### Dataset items
******

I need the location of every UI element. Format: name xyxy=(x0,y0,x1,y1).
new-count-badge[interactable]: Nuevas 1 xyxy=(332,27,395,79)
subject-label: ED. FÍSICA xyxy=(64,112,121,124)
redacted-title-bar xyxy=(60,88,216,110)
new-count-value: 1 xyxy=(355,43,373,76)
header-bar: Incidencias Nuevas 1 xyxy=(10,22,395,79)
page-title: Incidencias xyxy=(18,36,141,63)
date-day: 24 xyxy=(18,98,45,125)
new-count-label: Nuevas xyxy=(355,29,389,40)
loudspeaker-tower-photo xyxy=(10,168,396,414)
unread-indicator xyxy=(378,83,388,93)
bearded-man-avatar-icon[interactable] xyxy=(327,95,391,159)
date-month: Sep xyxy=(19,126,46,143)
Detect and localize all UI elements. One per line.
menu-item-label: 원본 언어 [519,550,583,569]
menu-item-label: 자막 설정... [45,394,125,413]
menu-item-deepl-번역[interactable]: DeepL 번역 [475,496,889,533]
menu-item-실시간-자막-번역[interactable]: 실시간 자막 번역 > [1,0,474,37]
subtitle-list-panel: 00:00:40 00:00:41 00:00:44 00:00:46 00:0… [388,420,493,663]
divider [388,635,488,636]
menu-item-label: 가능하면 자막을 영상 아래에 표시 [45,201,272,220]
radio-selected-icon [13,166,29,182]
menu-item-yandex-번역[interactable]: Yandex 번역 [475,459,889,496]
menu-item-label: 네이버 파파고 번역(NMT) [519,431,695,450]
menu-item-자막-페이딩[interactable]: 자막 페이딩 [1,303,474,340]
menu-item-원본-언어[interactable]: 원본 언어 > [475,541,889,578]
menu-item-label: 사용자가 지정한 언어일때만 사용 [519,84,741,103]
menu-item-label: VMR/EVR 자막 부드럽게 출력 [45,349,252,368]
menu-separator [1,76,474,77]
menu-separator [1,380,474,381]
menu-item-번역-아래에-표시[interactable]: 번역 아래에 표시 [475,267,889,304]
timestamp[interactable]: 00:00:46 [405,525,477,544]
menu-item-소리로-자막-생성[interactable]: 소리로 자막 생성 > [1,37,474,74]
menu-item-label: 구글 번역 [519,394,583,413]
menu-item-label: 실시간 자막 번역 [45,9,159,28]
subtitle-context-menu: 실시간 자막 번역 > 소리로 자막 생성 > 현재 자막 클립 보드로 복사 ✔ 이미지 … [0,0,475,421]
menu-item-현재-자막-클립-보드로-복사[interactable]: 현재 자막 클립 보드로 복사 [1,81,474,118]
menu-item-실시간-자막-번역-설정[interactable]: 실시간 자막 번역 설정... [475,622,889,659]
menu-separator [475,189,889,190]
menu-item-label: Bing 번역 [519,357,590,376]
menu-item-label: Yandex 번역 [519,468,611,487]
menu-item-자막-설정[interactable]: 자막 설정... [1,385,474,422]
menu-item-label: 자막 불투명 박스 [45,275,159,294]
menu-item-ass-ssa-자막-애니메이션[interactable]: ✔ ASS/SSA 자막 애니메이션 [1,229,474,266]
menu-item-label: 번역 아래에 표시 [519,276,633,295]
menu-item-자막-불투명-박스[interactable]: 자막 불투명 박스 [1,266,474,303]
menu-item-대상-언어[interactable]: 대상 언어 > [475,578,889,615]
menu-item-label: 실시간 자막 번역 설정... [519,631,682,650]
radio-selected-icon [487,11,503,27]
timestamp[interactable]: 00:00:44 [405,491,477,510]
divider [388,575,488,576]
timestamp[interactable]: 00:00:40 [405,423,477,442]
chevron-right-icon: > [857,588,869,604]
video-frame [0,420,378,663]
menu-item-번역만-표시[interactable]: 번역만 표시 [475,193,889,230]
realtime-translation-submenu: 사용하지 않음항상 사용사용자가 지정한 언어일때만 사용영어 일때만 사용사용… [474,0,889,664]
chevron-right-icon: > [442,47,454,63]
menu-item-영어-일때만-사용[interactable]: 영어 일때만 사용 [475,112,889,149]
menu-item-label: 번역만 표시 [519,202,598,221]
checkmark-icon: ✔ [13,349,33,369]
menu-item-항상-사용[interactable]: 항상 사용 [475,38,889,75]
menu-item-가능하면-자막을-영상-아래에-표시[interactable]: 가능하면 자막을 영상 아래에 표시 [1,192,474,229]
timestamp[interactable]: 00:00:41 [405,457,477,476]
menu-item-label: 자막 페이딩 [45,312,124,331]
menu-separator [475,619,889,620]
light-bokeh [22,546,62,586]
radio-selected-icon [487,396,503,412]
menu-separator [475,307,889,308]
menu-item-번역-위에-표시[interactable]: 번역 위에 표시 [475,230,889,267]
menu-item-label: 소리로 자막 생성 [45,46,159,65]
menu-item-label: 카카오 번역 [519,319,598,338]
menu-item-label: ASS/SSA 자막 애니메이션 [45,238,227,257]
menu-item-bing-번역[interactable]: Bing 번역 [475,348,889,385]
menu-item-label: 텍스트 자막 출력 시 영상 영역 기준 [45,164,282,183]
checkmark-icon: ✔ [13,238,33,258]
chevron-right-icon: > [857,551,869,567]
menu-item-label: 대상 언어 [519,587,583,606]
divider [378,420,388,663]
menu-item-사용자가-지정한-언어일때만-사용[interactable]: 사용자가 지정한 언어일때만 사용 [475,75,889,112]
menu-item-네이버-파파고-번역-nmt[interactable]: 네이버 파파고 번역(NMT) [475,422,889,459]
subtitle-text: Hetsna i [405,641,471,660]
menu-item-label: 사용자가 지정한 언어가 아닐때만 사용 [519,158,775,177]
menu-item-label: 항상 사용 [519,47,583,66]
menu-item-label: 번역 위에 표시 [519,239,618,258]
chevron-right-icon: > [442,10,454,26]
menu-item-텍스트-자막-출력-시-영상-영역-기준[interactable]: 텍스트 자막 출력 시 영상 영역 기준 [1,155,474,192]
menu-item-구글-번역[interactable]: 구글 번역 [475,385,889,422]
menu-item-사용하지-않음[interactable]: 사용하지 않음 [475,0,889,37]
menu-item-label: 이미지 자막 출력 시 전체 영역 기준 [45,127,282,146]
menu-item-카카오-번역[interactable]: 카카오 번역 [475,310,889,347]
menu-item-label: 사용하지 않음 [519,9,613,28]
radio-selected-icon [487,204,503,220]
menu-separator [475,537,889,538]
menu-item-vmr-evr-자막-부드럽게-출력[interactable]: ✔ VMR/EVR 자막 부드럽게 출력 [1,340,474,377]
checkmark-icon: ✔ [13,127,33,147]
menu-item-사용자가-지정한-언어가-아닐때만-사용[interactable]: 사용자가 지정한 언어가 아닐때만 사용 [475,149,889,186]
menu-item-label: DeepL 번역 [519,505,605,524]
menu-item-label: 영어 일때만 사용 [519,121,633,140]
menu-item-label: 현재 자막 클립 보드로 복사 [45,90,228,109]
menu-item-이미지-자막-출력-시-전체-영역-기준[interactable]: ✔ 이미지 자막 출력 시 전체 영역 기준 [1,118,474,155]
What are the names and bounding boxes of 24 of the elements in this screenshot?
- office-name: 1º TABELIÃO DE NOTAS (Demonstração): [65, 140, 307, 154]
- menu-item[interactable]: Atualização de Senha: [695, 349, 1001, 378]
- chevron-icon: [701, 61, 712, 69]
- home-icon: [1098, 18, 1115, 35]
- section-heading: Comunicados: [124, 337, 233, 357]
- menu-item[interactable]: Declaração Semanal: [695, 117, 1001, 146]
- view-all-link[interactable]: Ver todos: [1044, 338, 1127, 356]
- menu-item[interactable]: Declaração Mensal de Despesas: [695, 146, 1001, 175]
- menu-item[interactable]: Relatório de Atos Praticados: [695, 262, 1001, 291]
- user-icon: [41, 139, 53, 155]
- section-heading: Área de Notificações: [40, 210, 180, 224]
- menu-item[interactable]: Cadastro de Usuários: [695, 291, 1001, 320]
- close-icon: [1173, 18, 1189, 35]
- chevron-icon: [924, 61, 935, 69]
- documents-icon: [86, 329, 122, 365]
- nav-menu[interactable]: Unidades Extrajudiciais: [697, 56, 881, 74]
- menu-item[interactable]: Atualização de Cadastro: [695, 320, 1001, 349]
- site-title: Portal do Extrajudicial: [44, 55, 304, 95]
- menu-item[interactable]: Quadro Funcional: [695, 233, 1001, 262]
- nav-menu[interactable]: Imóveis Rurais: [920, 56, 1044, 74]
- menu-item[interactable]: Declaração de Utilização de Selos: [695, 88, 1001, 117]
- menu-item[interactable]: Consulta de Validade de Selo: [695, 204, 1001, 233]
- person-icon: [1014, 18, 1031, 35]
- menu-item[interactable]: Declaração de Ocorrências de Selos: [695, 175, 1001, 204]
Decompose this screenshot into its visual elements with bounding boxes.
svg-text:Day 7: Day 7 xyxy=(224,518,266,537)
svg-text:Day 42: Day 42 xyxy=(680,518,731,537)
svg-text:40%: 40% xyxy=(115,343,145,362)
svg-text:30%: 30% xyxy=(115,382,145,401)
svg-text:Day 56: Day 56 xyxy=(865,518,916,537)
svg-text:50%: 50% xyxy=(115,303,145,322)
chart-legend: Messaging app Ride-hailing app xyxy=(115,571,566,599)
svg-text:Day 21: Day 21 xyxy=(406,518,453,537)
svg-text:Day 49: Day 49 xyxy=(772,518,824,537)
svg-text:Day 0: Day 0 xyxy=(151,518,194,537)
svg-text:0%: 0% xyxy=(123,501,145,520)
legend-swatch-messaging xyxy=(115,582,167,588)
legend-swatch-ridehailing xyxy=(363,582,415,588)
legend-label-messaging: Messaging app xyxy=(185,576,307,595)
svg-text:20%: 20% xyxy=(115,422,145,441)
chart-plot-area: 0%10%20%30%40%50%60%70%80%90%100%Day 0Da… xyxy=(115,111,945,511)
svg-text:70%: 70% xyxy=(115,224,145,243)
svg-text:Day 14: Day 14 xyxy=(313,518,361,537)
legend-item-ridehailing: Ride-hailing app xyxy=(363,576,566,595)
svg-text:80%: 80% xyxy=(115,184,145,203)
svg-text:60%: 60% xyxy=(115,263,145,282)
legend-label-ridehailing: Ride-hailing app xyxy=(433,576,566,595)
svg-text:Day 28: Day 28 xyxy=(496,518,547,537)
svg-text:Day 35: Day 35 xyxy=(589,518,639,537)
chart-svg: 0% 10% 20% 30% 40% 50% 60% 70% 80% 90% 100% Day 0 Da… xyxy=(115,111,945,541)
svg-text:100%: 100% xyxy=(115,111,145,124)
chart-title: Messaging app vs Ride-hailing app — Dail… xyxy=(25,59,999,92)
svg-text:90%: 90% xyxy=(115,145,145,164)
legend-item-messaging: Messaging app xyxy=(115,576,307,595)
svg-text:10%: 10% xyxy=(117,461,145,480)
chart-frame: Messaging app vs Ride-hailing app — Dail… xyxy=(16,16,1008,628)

******

### Stated exercise
Please return the records from the beginning through the line containing "radio-selected-icon [13,166,29,182]", copying each line without any change.

### Task solution
I need the location of every UI element. Format: name xyxy=(x0,y0,x1,y1).
new-count-badge[interactable]: Nuevas 1 xyxy=(332,27,395,79)
subject-label: ED. FÍSICA xyxy=(64,112,121,124)
redacted-title-bar xyxy=(60,88,216,110)
new-count-value: 1 xyxy=(355,43,373,76)
header-bar: Incidencias Nuevas 1 xyxy=(10,22,395,79)
page-title: Incidencias xyxy=(18,36,141,63)
date-day: 24 xyxy=(18,98,45,125)
new-count-label: Nuevas xyxy=(355,29,389,40)
loudspeaker-tower-photo xyxy=(10,168,396,414)
unread-indicator xyxy=(378,83,388,93)
bearded-man-avatar-icon[interactable] xyxy=(327,95,391,159)
date-month: Sep xyxy=(19,126,46,143)
Detect and localize all UI elements. One per line.
menu-item-label: 원본 언어 [519,550,583,569]
menu-item-label: 자막 설정... [45,394,125,413]
menu-item-deepl-번역[interactable]: DeepL 번역 [475,496,889,533]
menu-item-실시간-자막-번역[interactable]: 실시간 자막 번역 > [1,0,474,37]
subtitle-list-panel: 00:00:40 00:00:41 00:00:44 00:00:46 00:0… [388,420,493,663]
divider [388,635,488,636]
menu-item-label: 가능하면 자막을 영상 아래에 표시 [45,201,272,220]
radio-selected-icon [13,166,29,182]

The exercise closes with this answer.